§ What this task involves
Collect all lines below with the string "ylabel".
[START OF Records shown]
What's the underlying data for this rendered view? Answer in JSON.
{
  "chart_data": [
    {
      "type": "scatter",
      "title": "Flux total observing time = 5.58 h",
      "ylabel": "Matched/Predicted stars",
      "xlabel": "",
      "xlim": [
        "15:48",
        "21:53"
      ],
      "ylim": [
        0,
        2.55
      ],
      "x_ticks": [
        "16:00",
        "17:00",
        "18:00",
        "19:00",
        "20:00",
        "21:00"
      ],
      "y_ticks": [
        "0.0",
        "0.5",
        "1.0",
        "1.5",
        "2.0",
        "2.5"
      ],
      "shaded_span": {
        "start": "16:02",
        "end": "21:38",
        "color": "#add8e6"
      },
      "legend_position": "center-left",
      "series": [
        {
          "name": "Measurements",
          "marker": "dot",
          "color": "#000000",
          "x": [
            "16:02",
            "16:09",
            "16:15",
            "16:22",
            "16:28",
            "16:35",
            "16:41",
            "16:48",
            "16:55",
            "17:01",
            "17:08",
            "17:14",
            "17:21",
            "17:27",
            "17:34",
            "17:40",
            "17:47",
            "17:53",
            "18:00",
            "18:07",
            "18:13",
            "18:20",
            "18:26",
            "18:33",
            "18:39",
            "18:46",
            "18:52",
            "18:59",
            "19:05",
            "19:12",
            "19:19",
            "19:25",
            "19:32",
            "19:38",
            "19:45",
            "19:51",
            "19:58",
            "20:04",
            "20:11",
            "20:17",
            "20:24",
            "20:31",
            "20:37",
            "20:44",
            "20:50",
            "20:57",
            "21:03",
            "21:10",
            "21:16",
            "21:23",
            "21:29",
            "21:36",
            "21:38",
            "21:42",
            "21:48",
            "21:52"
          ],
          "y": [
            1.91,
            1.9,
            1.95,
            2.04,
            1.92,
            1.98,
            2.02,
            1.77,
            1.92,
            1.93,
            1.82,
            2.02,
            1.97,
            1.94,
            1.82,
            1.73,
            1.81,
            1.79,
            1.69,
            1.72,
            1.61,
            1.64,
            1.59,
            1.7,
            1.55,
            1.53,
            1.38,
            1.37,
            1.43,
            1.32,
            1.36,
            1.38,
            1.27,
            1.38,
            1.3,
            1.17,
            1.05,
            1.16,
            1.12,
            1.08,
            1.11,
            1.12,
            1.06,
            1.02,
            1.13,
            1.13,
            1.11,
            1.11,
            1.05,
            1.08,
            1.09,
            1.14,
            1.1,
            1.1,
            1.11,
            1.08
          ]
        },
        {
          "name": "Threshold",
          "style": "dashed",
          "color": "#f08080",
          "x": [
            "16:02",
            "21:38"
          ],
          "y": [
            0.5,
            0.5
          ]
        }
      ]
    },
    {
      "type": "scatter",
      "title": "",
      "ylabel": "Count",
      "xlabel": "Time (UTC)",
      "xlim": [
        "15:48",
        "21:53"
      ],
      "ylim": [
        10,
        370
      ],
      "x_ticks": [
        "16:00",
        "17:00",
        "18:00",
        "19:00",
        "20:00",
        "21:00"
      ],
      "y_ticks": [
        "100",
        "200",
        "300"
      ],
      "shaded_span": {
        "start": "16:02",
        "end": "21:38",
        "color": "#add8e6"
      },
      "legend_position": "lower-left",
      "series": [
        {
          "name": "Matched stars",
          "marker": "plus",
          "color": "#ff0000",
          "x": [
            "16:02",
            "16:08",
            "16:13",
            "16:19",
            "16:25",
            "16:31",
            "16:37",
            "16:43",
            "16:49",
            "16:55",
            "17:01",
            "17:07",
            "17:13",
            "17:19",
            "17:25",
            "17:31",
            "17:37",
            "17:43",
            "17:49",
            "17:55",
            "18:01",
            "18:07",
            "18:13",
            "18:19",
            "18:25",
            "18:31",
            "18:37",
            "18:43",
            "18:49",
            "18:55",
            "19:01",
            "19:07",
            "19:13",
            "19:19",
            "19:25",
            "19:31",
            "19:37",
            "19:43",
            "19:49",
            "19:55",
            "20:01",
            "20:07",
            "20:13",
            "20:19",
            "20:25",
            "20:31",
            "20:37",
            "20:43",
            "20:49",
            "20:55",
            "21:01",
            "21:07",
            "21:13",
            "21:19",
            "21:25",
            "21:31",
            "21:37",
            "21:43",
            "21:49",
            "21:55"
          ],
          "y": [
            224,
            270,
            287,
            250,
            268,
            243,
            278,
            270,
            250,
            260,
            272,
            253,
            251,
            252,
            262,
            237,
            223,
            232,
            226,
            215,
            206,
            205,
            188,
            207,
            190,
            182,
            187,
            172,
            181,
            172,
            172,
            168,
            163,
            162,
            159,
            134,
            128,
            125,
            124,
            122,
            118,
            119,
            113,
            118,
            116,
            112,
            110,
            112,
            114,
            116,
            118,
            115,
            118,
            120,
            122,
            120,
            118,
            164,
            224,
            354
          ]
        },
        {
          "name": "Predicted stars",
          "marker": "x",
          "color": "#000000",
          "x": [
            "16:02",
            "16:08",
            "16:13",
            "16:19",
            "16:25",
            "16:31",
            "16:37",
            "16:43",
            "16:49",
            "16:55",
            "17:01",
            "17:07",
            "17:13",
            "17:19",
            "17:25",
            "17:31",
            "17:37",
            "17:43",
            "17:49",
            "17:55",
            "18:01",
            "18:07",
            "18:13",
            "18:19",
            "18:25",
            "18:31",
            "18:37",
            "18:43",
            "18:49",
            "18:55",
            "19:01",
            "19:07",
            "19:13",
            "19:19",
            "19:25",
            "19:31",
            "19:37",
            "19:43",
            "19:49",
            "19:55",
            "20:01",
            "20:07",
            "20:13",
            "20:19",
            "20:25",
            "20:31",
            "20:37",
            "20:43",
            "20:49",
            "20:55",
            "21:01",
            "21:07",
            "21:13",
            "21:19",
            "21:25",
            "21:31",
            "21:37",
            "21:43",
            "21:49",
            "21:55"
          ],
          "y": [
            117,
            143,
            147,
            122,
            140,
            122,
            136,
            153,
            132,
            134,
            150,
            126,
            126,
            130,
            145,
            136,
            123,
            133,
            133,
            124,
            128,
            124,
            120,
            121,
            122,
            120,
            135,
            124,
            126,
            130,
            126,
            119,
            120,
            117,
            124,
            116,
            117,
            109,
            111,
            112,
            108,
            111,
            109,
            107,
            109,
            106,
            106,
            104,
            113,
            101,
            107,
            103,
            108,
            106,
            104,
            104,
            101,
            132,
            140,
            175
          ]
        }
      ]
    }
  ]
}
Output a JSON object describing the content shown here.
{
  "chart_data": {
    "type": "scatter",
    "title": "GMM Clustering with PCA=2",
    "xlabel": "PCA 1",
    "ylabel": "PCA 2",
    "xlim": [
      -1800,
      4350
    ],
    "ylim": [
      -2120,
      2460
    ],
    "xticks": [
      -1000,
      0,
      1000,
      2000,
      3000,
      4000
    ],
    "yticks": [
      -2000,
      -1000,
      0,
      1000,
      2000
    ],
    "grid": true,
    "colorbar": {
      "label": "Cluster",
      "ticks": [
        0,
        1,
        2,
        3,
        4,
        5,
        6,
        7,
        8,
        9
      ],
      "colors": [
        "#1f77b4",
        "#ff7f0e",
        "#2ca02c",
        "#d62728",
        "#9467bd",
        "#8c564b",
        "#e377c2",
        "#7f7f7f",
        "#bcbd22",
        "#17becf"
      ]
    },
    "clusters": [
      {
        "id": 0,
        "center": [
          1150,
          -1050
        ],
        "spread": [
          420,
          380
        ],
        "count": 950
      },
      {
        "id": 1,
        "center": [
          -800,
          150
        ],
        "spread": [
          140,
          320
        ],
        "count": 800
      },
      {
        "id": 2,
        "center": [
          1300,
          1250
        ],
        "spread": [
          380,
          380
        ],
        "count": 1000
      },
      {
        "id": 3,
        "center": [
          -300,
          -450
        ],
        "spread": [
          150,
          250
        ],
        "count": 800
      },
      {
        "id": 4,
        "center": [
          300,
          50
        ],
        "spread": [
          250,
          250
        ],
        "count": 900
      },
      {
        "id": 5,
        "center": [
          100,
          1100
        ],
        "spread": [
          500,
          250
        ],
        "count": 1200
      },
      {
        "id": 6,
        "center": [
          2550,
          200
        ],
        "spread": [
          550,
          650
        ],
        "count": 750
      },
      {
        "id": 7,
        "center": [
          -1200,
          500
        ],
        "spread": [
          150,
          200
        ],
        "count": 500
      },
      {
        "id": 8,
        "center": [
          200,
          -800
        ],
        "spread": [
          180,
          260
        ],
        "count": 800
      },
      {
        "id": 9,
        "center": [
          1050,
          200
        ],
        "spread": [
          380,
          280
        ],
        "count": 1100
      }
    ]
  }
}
[END OF Records shown]
§ The output
      "ylabel": "Matched/Predicted stars",
      "ylabel": "Count",
    "ylabel": "PCA 2",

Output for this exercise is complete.